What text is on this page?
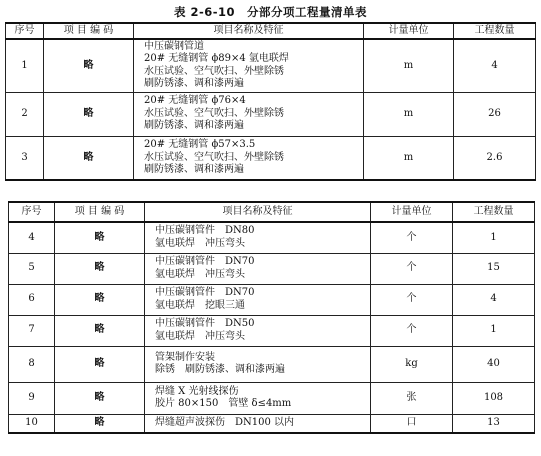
表 2-6-10　分部分项工程量清单表
序号	项 目 编 码	项目名称及特征	计量单位	工程数量
1	略	中压碳钢管道
20# 无缝钢管 ϕ89×4 氩电联焊
水压试验、空气吹扫、外壁除锈
刷防锈漆、调和漆两遍	m	4
2	略	20# 无缝钢管 ϕ76×4
水压试验、空气吹扫、外壁除锈
刷防锈漆、调和漆两遍	m	26
3	略	20# 无缝钢管 ϕ57×3.5
水压试验、空气吹扫、外壁除锈
刷防锈漆、调和漆两遍	m	2.6
序号	项 目 编 码	项目名称及特征	计量单位	工程数量
4	略	中压碳钢管件　DN80
氩电联焊　冲压弯头	个	1
5	略	中压碳钢管件　DN70
氩电联焊　冲压弯头	个	15
6	略	中压碳钢管件　DN70
氩电联焊　挖眼三通	个	4
7	略	中压碳钢管件　DN50
氩电联焊　冲压弯头	个	1
8	略	管架制作安装
除锈　刷防锈漆、调和漆两遍	kg	40
9	略	焊缝 X 光射线探伤
胶片 80×150　管壁 δ≤4mm	张	108
10	略	焊缝超声波探伤　DN100 以内	口	13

The task:
Find and copy every line in the entries above where the string "调和漆两遍" occurs.

Written response:
刷防锈漆、调和漆两遍	m	4
刷防锈漆、调和漆两遍	m	26
刷防锈漆、调和漆两遍	m	2.6
除锈　刷防锈漆、调和漆两遍	kg	40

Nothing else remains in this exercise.